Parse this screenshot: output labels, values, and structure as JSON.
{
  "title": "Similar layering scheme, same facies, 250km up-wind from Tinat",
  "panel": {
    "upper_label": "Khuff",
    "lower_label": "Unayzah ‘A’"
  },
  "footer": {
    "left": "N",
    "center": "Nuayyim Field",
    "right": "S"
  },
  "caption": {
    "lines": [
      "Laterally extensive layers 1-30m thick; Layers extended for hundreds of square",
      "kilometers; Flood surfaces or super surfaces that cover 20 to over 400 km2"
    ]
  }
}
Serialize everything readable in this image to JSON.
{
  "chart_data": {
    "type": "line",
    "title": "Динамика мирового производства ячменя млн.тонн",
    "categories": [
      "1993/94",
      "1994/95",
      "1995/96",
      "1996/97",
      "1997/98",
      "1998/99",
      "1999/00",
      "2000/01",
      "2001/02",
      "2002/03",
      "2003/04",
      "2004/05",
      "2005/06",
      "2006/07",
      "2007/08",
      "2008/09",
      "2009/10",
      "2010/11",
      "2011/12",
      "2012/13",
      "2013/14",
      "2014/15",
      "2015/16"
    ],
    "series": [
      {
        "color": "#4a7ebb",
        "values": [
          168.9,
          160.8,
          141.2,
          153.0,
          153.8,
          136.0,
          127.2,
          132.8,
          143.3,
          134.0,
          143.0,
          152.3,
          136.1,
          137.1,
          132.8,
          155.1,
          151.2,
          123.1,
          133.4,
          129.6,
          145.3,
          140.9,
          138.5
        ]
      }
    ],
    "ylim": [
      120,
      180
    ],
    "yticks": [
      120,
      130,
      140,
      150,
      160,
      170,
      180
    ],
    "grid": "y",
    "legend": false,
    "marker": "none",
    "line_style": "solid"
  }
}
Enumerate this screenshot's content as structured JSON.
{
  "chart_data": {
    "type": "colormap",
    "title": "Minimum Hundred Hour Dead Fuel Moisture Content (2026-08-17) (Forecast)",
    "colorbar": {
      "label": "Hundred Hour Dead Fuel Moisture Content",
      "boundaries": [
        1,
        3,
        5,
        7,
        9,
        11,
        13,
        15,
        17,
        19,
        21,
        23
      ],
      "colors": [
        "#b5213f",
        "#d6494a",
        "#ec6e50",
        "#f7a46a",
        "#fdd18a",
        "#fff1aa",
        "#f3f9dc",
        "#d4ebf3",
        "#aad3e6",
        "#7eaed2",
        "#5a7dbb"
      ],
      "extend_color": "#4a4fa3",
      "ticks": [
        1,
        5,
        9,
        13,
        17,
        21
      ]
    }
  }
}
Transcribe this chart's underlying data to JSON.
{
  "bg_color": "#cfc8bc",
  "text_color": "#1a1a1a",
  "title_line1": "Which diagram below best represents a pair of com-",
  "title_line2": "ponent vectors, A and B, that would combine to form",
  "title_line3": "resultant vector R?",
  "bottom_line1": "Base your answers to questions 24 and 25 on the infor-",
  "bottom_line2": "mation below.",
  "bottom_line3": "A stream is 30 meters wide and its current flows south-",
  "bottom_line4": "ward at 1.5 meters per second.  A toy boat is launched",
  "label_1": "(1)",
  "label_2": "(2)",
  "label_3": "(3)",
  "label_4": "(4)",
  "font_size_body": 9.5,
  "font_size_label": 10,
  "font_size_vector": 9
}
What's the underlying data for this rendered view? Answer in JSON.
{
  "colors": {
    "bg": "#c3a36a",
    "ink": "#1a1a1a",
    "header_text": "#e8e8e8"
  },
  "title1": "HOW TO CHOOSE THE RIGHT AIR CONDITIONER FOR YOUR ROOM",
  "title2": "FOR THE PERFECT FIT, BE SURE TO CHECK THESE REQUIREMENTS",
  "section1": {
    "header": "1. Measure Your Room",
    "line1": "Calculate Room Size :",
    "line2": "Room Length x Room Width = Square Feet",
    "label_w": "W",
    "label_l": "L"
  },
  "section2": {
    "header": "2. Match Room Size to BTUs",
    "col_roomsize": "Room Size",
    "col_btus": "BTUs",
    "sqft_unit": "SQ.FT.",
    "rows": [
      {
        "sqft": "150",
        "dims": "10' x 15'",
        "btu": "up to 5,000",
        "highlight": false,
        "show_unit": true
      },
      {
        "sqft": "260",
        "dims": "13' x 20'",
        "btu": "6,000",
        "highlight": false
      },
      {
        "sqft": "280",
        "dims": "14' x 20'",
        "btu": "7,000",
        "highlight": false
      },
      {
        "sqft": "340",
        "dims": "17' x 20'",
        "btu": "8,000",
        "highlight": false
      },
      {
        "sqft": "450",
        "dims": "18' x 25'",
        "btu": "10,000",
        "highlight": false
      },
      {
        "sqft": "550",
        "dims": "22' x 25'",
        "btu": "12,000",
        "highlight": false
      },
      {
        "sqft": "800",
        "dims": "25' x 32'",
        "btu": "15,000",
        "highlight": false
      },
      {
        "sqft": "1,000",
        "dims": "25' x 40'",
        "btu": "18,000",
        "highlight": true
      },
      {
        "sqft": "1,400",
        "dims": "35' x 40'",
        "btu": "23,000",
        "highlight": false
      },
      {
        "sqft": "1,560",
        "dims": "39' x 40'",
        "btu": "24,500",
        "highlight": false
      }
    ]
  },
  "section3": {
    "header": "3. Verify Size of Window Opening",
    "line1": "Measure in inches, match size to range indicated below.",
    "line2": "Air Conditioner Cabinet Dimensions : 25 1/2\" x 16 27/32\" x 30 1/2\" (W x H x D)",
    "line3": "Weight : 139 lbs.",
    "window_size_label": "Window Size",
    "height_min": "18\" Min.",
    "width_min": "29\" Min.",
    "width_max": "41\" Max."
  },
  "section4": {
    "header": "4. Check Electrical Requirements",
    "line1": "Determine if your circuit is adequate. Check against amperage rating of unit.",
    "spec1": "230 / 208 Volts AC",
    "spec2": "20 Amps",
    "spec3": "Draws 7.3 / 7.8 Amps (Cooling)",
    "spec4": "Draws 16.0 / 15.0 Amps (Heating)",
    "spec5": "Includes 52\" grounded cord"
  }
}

Short task> Repeat the material word for word, in full.

Finished answer>
Parse this screenshot: output labels, values, and structure as JSON.
{
  "title": "Similar layering scheme, same facies, 250km up-wind from Tinat",
  "panel": {
    "upper_label": "Khuff",
    "lower_label": "Unayzah ‘A’"
  },
  "footer": {
    "left": "N",
    "center": "Nuayyim Field",
    "right": "S"
  },
  "caption": {
    "lines": [
      "Laterally extensive layers 1-30m thick; Layers extended for hundreds of square",
      "kilometers; Flood surfaces or super surfaces that cover 20 to over 400 km2"
    ]
  }
}
Serialize everything readable in this image to JSON.
{
  "chart_data": {
    "type": "line",
    "title": "Динамика мирового производства ячменя млн.тонн",
    "categories": [
      "1993/94",
      "1994/95",
      "1995/96",
      "1996/97",
      "1997/98",
      "1998/99",
      "1999/00",
      "2000/01",
      "2001/02",
      "2002/03",
      "2003/04",
      "2004/05",
      "2005/06",
      "2006/07",
      "2007/08",
      "2008/09",
      "2009/10",
      "2010/11",
      "2011/12",
      "2012/13",
      "2013/14",
      "2014/15",
      "2015/16"
    ],
    "series": [
      {
        "color": "#4a7ebb",
        "values": [
          168.9,
          160.8,
          141.2,
          153.0,
          153.8,
          136.0,
          127.2,
          132.8,
          143.3,
          134.0,
          143.0,
          152.3,
          136.1,
          137.1,
          132.8,
          155.1,
          151.2,
          123.1,
          133.4,
          129.6,
          145.3,
          140.9,
          138.5
        ]
      }
    ],
    "ylim": [
      120,
      180
    ],
    "yticks": [
      120,
      130,
      140,
      150,
      160,
      170,
      180
    ],
    "grid": "y",
    "legend": false,
    "marker": "none",
    "line_style": "solid"
  }
}
Enumerate this screenshot's content as structured JSON.
{
  "chart_data": {
    "type": "colormap",
    "title": "Minimum Hundred Hour Dead Fuel Moisture Content (2026-08-17) (Forecast)",
    "colorbar": {
      "label": "Hundred Hour Dead Fuel Moisture Content",
      "boundaries": [
        1,
        3,
        5,
        7,
        9,
        11,
        13,
        15,
        17,
        19,
        21,
        23
      ],
      "colors": [
        "#b5213f",
        "#d6494a",
        "#ec6e50",
        "#f7a46a",
        "#fdd18a",
        "#fff1aa",
        "#f3f9dc",
        "#d4ebf3",
        "#aad3e6",
        "#7eaed2",
        "#5a7dbb"
      ],
      "extend_color": "#4a4fa3",
      "ticks": [
        1,
        5,
        9,
        13,
        17,
        21
      ]
    }
  }
}
Transcribe this chart's underlying data to JSON.
{
  "bg_color": "#cfc8bc",
  "text_color": "#1a1a1a",
  "title_line1": "Which diagram below best represents a pair of com-",
  "title_line2": "ponent vectors, A and B, that would combine to form",
  "title_line3": "resultant vector R?",
  "bottom_line1": "Base your answers to questions 24 and 25 on the infor-",
  "bottom_line2": "mation below.",
  "bottom_line3": "A stream is 30 meters wide and its current flows south-",
  "bottom_line4": "ward at 1.5 meters per second.  A toy boat is launched",
  "label_1": "(1)",
  "label_2": "(2)",
  "label_3": "(3)",
  "label_4": "(4)",
  "font_size_body": 9.5,
  "font_size_label": 10,
  "font_size_vector": 9
}
What's the underlying data for this rendered view? Answer in JSON.
{
  "colors": {
    "bg": "#c3a36a",
    "ink": "#1a1a1a",
    "header_text": "#e8e8e8"
  },
  "title1": "HOW TO CHOOSE THE RIGHT AIR CONDITIONER FOR YOUR ROOM",
  "title2": "FOR THE PERFECT FIT, BE SURE TO CHECK THESE REQUIREMENTS",
  "section1": {
    "header": "1. Measure Your Room",
    "line1": "Calculate Room Size :",
    "line2": "Room Length x Room Width = Square Feet",
    "label_w": "W",
    "label_l": "L"
  },
  "section2": {
    "header": "2. Match Room Size to BTUs",
    "col_roomsize": "Room Size",
    "col_btus": "BTUs",
    "sqft_unit": "SQ.FT.",
    "rows": [
      {
        "sqft": "150",
        "dims": "10' x 15'",
        "btu": "up to 5,000",
        "highlight": false,
        "show_unit": true
      },
      {
        "sqft": "260",
        "dims": "13' x 20'",
        "btu": "6,000",
        "highlight": false
      },
      {
        "sqft": "280",
        "dims": "14' x 20'",
        "btu": "7,000",
        "highlight": false
      },
      {
        "sqft": "340",
        "dims": "17' x 20'",
        "btu": "8,000",
        "highlight": false
      },
      {
        "sqft": "450",
        "dims": "18' x 25'",
        "btu": "10,000",
        "highlight": false
      },
      {
        "sqft": "550",
        "dims": "22' x 25'",
        "btu": "12,000",
        "highlight": false
      },
      {
        "sqft": "800",
        "dims": "25' x 32'",
        "btu": "15,000",
        "highlight": false
      },
      {
        "sqft": "1,000",
        "dims": "25' x 40'",
        "btu": "18,000",
        "highlight": true
      },
      {
        "sqft": "1,400",
        "dims": "35' x 40'",
        "btu": "23,000",
        "highlight": false
      },
      {
        "sqft": "1,560",
        "dims": "39' x 40'",
        "btu": "24,500",
        "highlight": false
      }
    ]
  },
  "section3": {
    "header": "3. Verify Size of Window Opening",
    "line1": "Measure in inches, match size to range indicated below.",
    "line2": "Air Conditioner Cabinet Dimensions : 25 1/2\" x 16 27/32\" x 30 1/2\" (W x H x D)",
    "line3": "Weight : 139 lbs.",
    "window_size_label": "Window Size",
    "height_min": "18\" Min.",
    "width_min": "29\" Min.",
    "width_max": "41\" Max."
  },
  "section4": {
    "header": "4. Check Electrical Requirements",
    "line1": "Determine if your circuit is adequate. Check against amperage rating of unit.",
    "spec1": "230 / 208 Volts AC",
    "spec2": "20 Amps",
    "spec3": "Draws 7.3 / 7.8 Amps (Cooling)",
    "spec4": "Draws 16.0 / 15.0 Amps (Heating)",
    "spec5": "Includes 52\" grounded cord"
  }
}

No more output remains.